■ Problem details: Every record here needs to be written out again exactly.

(Entries taken from a collection)
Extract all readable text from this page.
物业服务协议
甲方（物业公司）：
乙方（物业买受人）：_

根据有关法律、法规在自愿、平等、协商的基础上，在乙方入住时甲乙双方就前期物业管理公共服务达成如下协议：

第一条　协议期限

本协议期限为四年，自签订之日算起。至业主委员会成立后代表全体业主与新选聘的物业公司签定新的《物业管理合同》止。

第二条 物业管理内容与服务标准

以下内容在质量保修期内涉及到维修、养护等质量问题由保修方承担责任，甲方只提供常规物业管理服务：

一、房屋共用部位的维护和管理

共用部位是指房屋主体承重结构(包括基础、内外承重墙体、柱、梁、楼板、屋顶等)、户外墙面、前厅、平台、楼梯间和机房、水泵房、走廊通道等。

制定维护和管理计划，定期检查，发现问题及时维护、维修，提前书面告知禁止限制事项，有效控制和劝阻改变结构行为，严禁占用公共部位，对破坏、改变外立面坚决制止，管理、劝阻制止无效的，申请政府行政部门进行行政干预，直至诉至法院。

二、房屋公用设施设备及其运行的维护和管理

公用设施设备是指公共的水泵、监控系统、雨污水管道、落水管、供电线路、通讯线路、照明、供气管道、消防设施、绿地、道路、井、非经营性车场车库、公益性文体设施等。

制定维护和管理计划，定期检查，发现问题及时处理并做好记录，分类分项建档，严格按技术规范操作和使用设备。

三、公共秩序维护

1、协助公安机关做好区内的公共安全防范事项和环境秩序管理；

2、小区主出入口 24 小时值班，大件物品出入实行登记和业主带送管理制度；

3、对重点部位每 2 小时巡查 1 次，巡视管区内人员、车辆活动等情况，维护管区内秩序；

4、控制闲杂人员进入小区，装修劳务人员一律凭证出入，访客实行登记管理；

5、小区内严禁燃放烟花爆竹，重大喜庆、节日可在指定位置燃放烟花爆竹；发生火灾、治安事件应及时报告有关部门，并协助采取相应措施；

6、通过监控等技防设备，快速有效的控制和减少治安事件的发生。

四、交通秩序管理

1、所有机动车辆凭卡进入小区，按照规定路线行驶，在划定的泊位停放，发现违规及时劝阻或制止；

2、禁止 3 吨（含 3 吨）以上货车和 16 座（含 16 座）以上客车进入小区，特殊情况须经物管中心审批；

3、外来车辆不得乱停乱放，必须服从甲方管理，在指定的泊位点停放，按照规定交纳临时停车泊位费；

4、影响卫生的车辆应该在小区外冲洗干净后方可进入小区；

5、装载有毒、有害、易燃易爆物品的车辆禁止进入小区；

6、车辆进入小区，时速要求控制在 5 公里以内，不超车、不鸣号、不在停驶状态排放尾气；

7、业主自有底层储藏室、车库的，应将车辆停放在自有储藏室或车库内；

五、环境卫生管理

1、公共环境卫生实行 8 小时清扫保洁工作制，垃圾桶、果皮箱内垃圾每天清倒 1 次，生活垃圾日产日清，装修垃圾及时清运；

■ Reply:
Extract all readable text from this page.
物业服务协议
甲方（物业公司）：
乙方（物业买受人）：_

根据有关法律、法规在自愿、平等、协商的基础上，在乙方入住时甲乙双方就前期物业管理公共服务达成如下协议：

第一条　协议期限

本协议期限为四年，自签订之日算起。至业主委员会成立后代表全体业主与新选聘的物业公司签定新的《物业管理合同》止。

第二条 物业管理内容与服务标准

以下内容在质量保修期内涉及到维修、养护等质量问题由保修方承担责任，甲方只提供常规物业管理服务：

一、房屋共用部位的维护和管理

共用部位是指房屋主体承重结构(包括基础、内外承重墙体、柱、梁、楼板、屋顶等)、户外墙面、前厅、平台、楼梯间和机房、水泵房、走廊通道等。

制定维护和管理计划，定期检查，发现问题及时维护、维修，提前书面告知禁止限制事项，有效控制和劝阻改变结构行为，严禁占用公共部位，对破坏、改变外立面坚决制止，管理、劝阻制止无效的，申请政府行政部门进行行政干预，直至诉至法院。

二、房屋公用设施设备及其运行的维护和管理

公用设施设备是指公共的水泵、监控系统、雨污水管道、落水管、供电线路、通讯线路、照明、供气管道、消防设施、绿地、道路、井、非经营性车场车库、公益性文体设施等。

制定维护和管理计划，定期检查，发现问题及时处理并做好记录，分类分项建档，严格按技术规范操作和使用设备。

三、公共秩序维护

1、协助公安机关做好区内的公共安全防范事项和环境秩序管理；

2、小区主出入口 24 小时值班，大件物品出入实行登记和业主带送管理制度；

3、对重点部位每 2 小时巡查 1 次，巡视管区内人员、车辆活动等情况，维护管区内秩序；

4、控制闲杂人员进入小区，装修劳务人员一律凭证出入，访客实行登记管理；

5、小区内严禁燃放烟花爆竹，重大喜庆、节日可在指定位置燃放烟花爆竹；发生火灾、治安事件应及时报告有关部门，并协助采取相应措施；

6、通过监控等技防设备，快速有效的控制和减少治安事件的发生。

四、交通秩序管理

1、所有机动车辆凭卡进入小区，按照规定路线行驶，在划定的泊位停放，发现违规及时劝阻或制止；

2、禁止 3 吨（含 3 吨）以上货车和 16 座（含 16 座）以上客车进入小区，特殊情况须经物管中心审批；

3、外来车辆不得乱停乱放，必须服从甲方管理，在指定的泊位点停放，按照规定交纳临时停车泊位费；

4、影响卫生的车辆应该在小区外冲洗干净后方可进入小区；

5、装载有毒、有害、易燃易爆物品的车辆禁止进入小区；

6、车辆进入小区，时速要求控制在 5 公里以内，不超车、不鸣号、不在停驶状态排放尾气；

7、业主自有底层储藏室、车库的，应将车辆停放在自有储藏室或车库内；

五、环境卫生管理

1、公共环境卫生实行 8 小时清扫保洁工作制，垃圾桶、果皮箱内垃圾每天清倒 1 次，生活垃圾日产日清，装修垃圾及时清运；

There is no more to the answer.